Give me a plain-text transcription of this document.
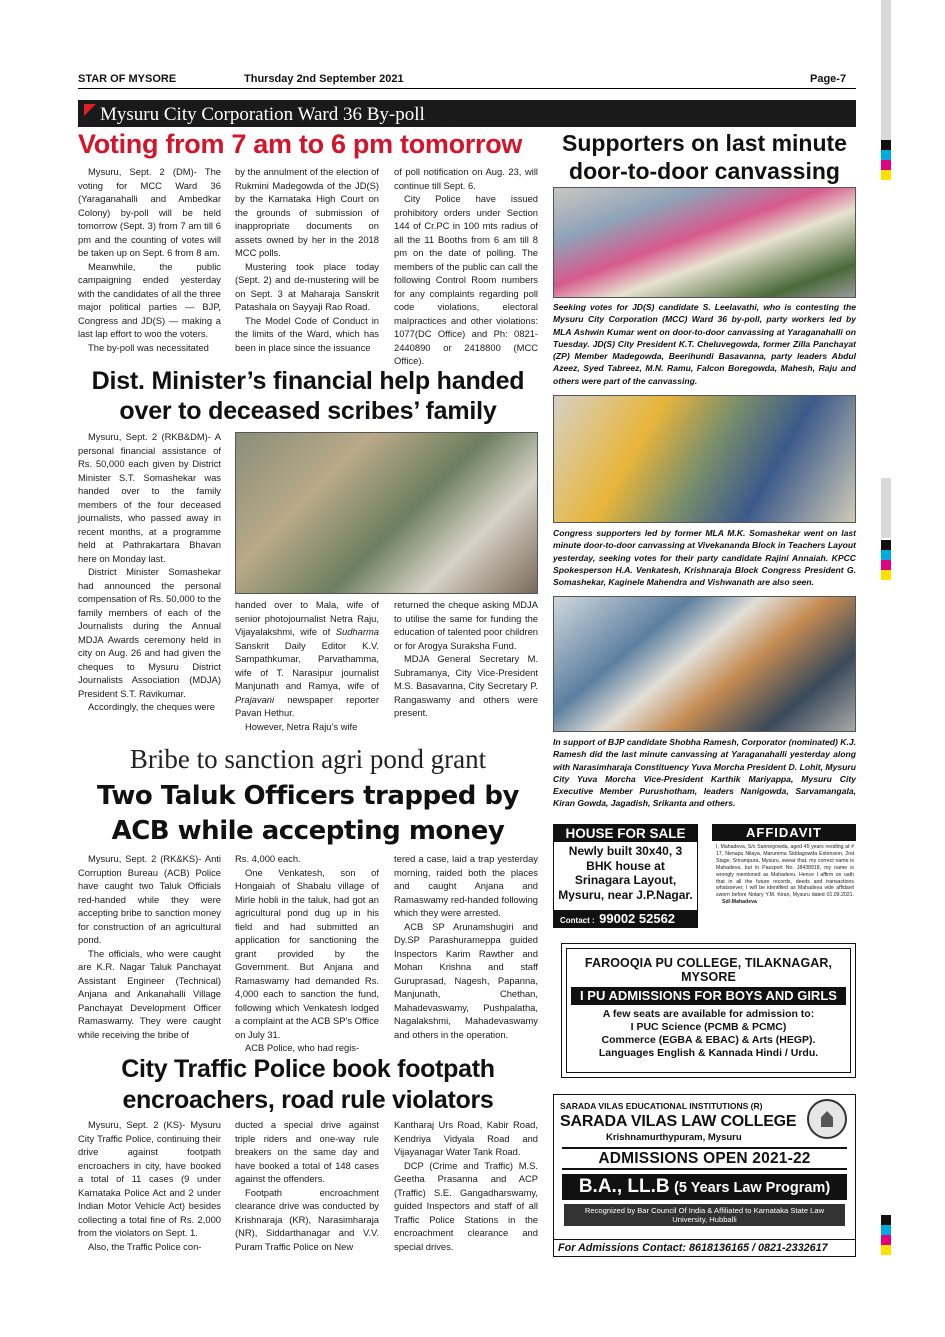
STAR OF MYSORE	Thursday 2nd September 2021	Page-7
Mysuru City Corporation Ward 36 By-poll
Voting from 7 am to 6 pm tomorrow

Mysuru, Sept. 2 (DM)- The voting for MCC Ward 36 (Yaraganahalli and Ambedkar Colony) by-poll will be held tomorrow (Sept. 3) from 7 am till 6 pm and the counting of votes will be taken up on Sept. 6 from 8 am.

Meanwhile, the public campaigning ended yesterday with the candidates of all the three major political parties — BJP, Congress and JD(S) — making a last lap effort to woo the voters.

The by-poll was necessitated

by the annulment of the election of Rukmini Madegowda of the JD(S) by the Karnataka High Court on the grounds of submission of inappropriate documents on assets owned by her in the 2018 MCC polls.

Mustering took place today (Sept. 2) and de-mustering will be on Sept. 3 at Maharaja Sanskrit Patashala on Sayyaji Rao Road.

The Model Code of Conduct in the limits of the Ward, which has been in place since the issuance

of poll notification on Aug. 23, will continue till Sept. 6.

City Police have issued prohibitory orders under Section 144 of Cr.PC in 100 mts radius of all the 11 Booths from 6 am till 8 pm on the date of polling. The members of the public can call the following Control Room numbers for any complaints regarding poll code violations, electoral malpractices and other violations: 1077(DC Office) and Ph: 0821-2440890 or 2418800 (MCC Office).

Dist. Minister’s financial help handed
over to deceased scribes’ family

Mysuru, Sept. 2 (RKB&DM)- A personal financial assistance of Rs. 50,000 each given by District Minister S.T. Somashekar was handed over to the family members of the four deceased journalists, who passed away in recent months, at a programme held at Pathrakartara Bhavan here on Monday last.

District Minister Somashekar had announced the personal compensation of Rs. 50,000 to the family members of each of the Journalists during the Annual MDJA Awards ceremony held in city on Aug. 26 and had given the cheques to Mysuru District Journalists Association (MDJA) President S.T. Ravikumar.

Accordingly, the cheques were

handed over to Mala, wife of senior photojournalist Netra Raju, Vijayalakshmi, wife of Sudharma Sanskrit Daily Editor K.V. Sampathkumar, Parvathamma, wife of T. Narasipur journalist Manjunath and Ramya, wife of Prajavani newspaper reporter Pavan Hethur.

However, Netra Raju’s wife

returned the cheque asking MDJA to utilise the same for funding the education of talented poor children or for Arogya Suraksha Fund.

MDJA General Secretary M. Subramanya, City Vice-President M.S. Basavanna, City Secretary P. Rangaswamy and others were present.

Bribe to sanction agri pond grant
Two Taluk Officers trapped by
ACB while accepting money

Mysuru, Sept. 2 (RK&KS)- Anti Corruption Bureau (ACB) Police have caught two Taluk Officials red-handed while they were accepting bribe to sanction money for construction of an agricultural pond.

The officials, who were caught are K.R. Nagar Taluk Panchayat Assistant Engineer (Technical) Anjana and Ankanahalli Village Panchayat Development Officer Ramaswamy. They were caught while receiving the bribe of

Rs. 4,000 each.

One Venkatesh, son of Hongaiah of Shabalu village of Mirle hobli in the taluk, had got an agricultural pond dug up in his field and had submitted an application for sanctioning the grant provided by the Government. But Anjana and Ramaswamy had demanded Rs. 4,000 each to sanction the fund, following which Venkatesh lodged a complaint at the ACB SP’s Office on July 31.

ACB Police, who had regis-

tered a case, laid a trap yesterday morning, raided both the places and caught Anjana and Ramaswamy red-handed following which they were arrested.

ACB SP Arunamshugiri and Dy.SP Parashurameppa guided Inspectors Karim Rawther and Mohan Krishna and staff Guruprasad, Nagesh, Papanna, Manjunath, Chethan, Mahadevaswamy, Pushpalatha, Nagalakshmi, Mahadevaswamy and others in the operation.

City Traffic Police book footpath
encroachers, road rule violators

Mysuru, Sept. 2 (KS)- Mysuru City Traffic Police, continuing their drive against footpath encroachers in city, have booked a total of 11 cases (9 under Karnataka Police Act and 2 under Indian Motor Vehicle Act) besides collecting a total fine of Rs. 2,000 from the violators on Sept. 1.

Also, the Traffic Police con-

ducted a special drive against triple riders and one-way rule breakers on the same day and have booked a total of 148 cases against the offenders.

Footpath encroachment clearance drive was conducted by Krishnaraja (KR), Narasimharaja (NR), Siddarthanagar and V.V. Puram Traffic Police on New

Kantharaj Urs Road, Kabir Road, Kendriya Vidyala Road and Vijayanagar Water Tank Road.

DCP (Crime and Traffic) M.S. Geetha Prasanna and ACP (Traffic) S.E. Gangadharswamy, guided Inspectors and staff of all Traffic Police Stations in the encroachment clearance and special drives.

Supporters on last minute
door-to-door canvassing
Seeking votes for JD(S) candidate S. Leelavathi, who is contesting the Mysuru City Corporation (MCC) Ward 36 by-poll, party workers led by MLA Ashwin Kumar went on door-to-door canvassing at Yaraganahalli on Tuesday. JD(S) City President K.T. Cheluvegowda, former Zilla Panchayat (ZP) Member Madegowda, Beerihundi Basavanna, party leaders Abdul Azeez, Syed Tabreez, M.N. Ramu, Falcon Boregowda, Mahesh, Raju and others were part of the canvassing.
Congress supporters led by former MLA M.K. Somashekar went on last minute door-to-door canvassing at Vivekananda Block in Teachers Layout yesterday, seeking votes for their party candidate Rajini Annaiah. KPCC Spokesperson H.A. Venkatesh, Krishnaraja Block Congress President G. Somashekar, Kaginele Mahendra and Vishwanath are also seen.
In support of BJP candidate Shobha Ramesh, Corporator (nominated) K.J. Ramesh did the last minute canvassing at Yaraganahalli yesterday along with Narasimharaja Constituency Yuva Morcha President D. Lohit, Mysuru City Yuva Morcha Vice-President Karthik Mariyappa, Mysuru City Executive Member Purushotham, leaders Nanigowda, Sarvamangala, Kiran Gowda, Jagadish, Srikanta and others.
HOUSE FOR SALE
Newly built 30x40, 3 BHK house at Srinagara Layout, Mysuru, near J.P.Nagar.
Contact : 99002 52562
AFFIDAVIT
I, Mahadeva, S/o Sannegowda, aged 45 years residing at # 17, Nenapu Nilaya, Marumma Siddagowda Extension, 2nd Stage, Srirampura, Mysuru, swear that, my correct name is Mahadeva, but in Passport No. J8438918, my name is wrongly mentioned as Mahadevu. Hence I affirm on oath that in all the future records, deeds and transactions whatsoever, I will be identified as Mahadeva vide affidavit sworn before Notary Y.M. Kiran, Mysuru dated 01.09.2021. Sd/-Mahadeva
FAROOQIA PU COLLEGE, TILAKNAGAR, MYSORE
I PU ADMISSIONS FOR BOYS AND GIRLS
A few seats are available for admission to:
I PUC Science (PCMB & PCMC)
Commerce (EGBA & EBAC) & Arts (HEGP).
Languages English & Kannada Hindi / Urdu.
SARADA VILAS EDUCATIONAL INSTITUTIONS (R)
SARADA VILAS LAW COLLEGE
Krishnamurthypuram, Mysuru
ADMISSIONS OPEN 2021-22
B.A., LL.B (5 Years Law Program)
Recognized by Bar Council Of India & Affiliated to Karnataka State Law University, Hubballi
For Admissions Contact: 8618136165 / 0821-2332617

------------------------

_What the exercise asks_
Transcribe the listing in full and omit the pictures.

_Result of this task_
Give me a plain-text transcription of this document.
STAR OF MYSORE	Thursday 2nd September 2021	Page-7
Mysuru City Corporation Ward 36 By-poll
Voting from 7 am to 6 pm tomorrow

Mysuru, Sept. 2 (DM)- The voting for MCC Ward 36 (Yaraganahalli and Ambedkar Colony) by-poll will be held tomorrow (Sept. 3) from 7 am till 6 pm and the counting of votes will be taken up on Sept. 6 from 8 am.

Meanwhile, the public campaigning ended yesterday with the candidates of all the three major political parties — BJP, Congress and JD(S) — making a last lap effort to woo the voters.

The by-poll was necessitated

by the annulment of the election of Rukmini Madegowda of the JD(S) by the Karnataka High Court on the grounds of submission of inappropriate documents on assets owned by her in the 2018 MCC polls.

Mustering took place today (Sept. 2) and de-mustering will be on Sept. 3 at Maharaja Sanskrit Patashala on Sayyaji Rao Road.

The Model Code of Conduct in the limits of the Ward, which has been in place since the issuance

of poll notification on Aug. 23, will continue till Sept. 6.

City Police have issued prohibitory orders under Section 144 of Cr.PC in 100 mts radius of all the 11 Booths from 6 am till 8 pm on the date of polling. The members of the public can call the following Control Room numbers for any complaints regarding poll code violations, electoral malpractices and other violations: 1077(DC Office) and Ph: 0821-2440890 or 2418800 (MCC Office).

Dist. Minister’s financial help handed
over to deceased scribes’ family

Mysuru, Sept. 2 (RKB&DM)- A personal financial assistance of Rs. 50,000 each given by District Minister S.T. Somashekar was handed over to the family members of the four deceased journalists, who passed away in recent months, at a programme held at Pathrakartara Bhavan here on Monday last.

District Minister Somashekar had announced the personal compensation of Rs. 50,000 to the family members of each of the Journalists during the Annual MDJA Awards ceremony held in city on Aug. 26 and had given the cheques to Mysuru District Journalists Association (MDJA) President S.T. Ravikumar.

Accordingly, the cheques were

handed over to Mala, wife of senior photojournalist Netra Raju, Vijayalakshmi, wife of Sudharma Sanskrit Daily Editor K.V. Sampathkumar, Parvathamma, wife of T. Narasipur journalist Manjunath and Ramya, wife of Prajavani newspaper reporter Pavan Hethur.

However, Netra Raju’s wife

returned the cheque asking MDJA to utilise the same for funding the education of talented poor children or for Arogya Suraksha Fund.

MDJA General Secretary M. Subramanya, City Vice-President M.S. Basavanna, City Secretary P. Rangaswamy and others were present.

Bribe to sanction agri pond grant
Two Taluk Officers trapped by
ACB while accepting money

Mysuru, Sept. 2 (RK&KS)- Anti Corruption Bureau (ACB) Police have caught two Taluk Officials red-handed while they were accepting bribe to sanction money for construction of an agricultural pond.

The officials, who were caught are K.R. Nagar Taluk Panchayat Assistant Engineer (Technical) Anjana and Ankanahalli Village Panchayat Development Officer Ramaswamy. They were caught while receiving the bribe of

Rs. 4,000 each.

One Venkatesh, son of Hongaiah of Shabalu village of Mirle hobli in the taluk, had got an agricultural pond dug up in his field and had submitted an application for sanctioning the grant provided by the Government. But Anjana and Ramaswamy had demanded Rs. 4,000 each to sanction the fund, following which Venkatesh lodged a complaint at the ACB SP’s Office on July 31.

ACB Police, who had regis-

tered a case, laid a trap yesterday morning, raided both the places and caught Anjana and Ramaswamy red-handed following which they were arrested.

ACB SP Arunamshugiri and Dy.SP Parashurameppa guided Inspectors Karim Rawther and Mohan Krishna and staff Guruprasad, Nagesh, Papanna, Manjunath, Chethan, Mahadevaswamy, Pushpalatha, Nagalakshmi, Mahadevaswamy and others in the operation.

City Traffic Police book footpath
encroachers, road rule violators

Mysuru, Sept. 2 (KS)- Mysuru City Traffic Police, continuing their drive against footpath encroachers in city, have booked a total of 11 cases (9 under Karnataka Police Act and 2 under Indian Motor Vehicle Act) besides collecting a total fine of Rs. 2,000 from the violators on Sept. 1.

Also, the Traffic Police con-

ducted a special drive against triple riders and one-way rule breakers on the same day and have booked a total of 148 cases against the offenders.

Footpath encroachment clearance drive was conducted by Krishnaraja (KR), Narasimharaja (NR), Siddarthanagar and V.V. Puram Traffic Police on New

Kantharaj Urs Road, Kabir Road, Kendriya Vidyala Road and Vijayanagar Water Tank Road.

DCP (Crime and Traffic) M.S. Geetha Prasanna and ACP (Traffic) S.E. Gangadharswamy, guided Inspectors and staff of all Traffic Police Stations in the encroachment clearance and special drives.

Supporters on last minute
door-to-door canvassing
Seeking votes for JD(S) candidate S. Leelavathi, who is contesting the Mysuru City Corporation (MCC) Ward 36 by-poll, party workers led by MLA Ashwin Kumar went on door-to-door canvassing at Yaraganahalli on Tuesday. JD(S) City President K.T. Cheluvegowda, former Zilla Panchayat (ZP) Member Madegowda, Beerihundi Basavanna, party leaders Abdul Azeez, Syed Tabreez, M.N. Ramu, Falcon Boregowda, Mahesh, Raju and others were part of the canvassing.
Congress supporters led by former MLA M.K. Somashekar went on last minute door-to-door canvassing at Vivekananda Block in Teachers Layout yesterday, seeking votes for their party candidate Rajini Annaiah. KPCC Spokesperson H.A. Venkatesh, Krishnaraja Block Congress President G. Somashekar, Kaginele Mahendra and Vishwanath are also seen.
In support of BJP candidate Shobha Ramesh, Corporator (nominated) K.J. Ramesh did the last minute canvassing at Yaraganahalli yesterday along with Narasimharaja Constituency Yuva Morcha President D. Lohit, Mysuru City Yuva Morcha Vice-President Karthik Mariyappa, Mysuru City Executive Member Purushotham, leaders Nanigowda, Sarvamangala, Kiran Gowda, Jagadish, Srikanta and others.
HOUSE FOR SALE
Newly built 30x40, 3 BHK house at Srinagara Layout, Mysuru, near J.P.Nagar.
Contact : 99002 52562
AFFIDAVIT
I, Mahadeva, S/o Sannegowda, aged 45 years residing at # 17, Nenapu Nilaya, Marumma Siddagowda Extension, 2nd Stage, Srirampura, Mysuru, swear that, my correct name is Mahadeva, but in Passport No. J8438918, my name is wrongly mentioned as Mahadevu. Hence I affirm on oath that in all the future records, deeds and transactions whatsoever, I will be identified as Mahadeva vide affidavit sworn before Notary Y.M. Kiran, Mysuru dated 01.09.2021. Sd/-Mahadeva
FAROOQIA PU COLLEGE, TILAKNAGAR, MYSORE
I PU ADMISSIONS FOR BOYS AND GIRLS
A few seats are available for admission to:
I PUC Science (PCMB & PCMC)
Commerce (EGBA & EBAC) & Arts (HEGP).
Languages English & Kannada Hindi / Urdu.
SARADA VILAS EDUCATIONAL INSTITUTIONS (R)
SARADA VILAS LAW COLLEGE
Krishnamurthypuram, Mysuru
ADMISSIONS OPEN 2021-22
B.A., LL.B (5 Years Law Program)
Recognized by Bar Council Of India & Affiliated to Karnataka State Law University, Hubballi
For Admissions Contact: 8618136165 / 0821-2332617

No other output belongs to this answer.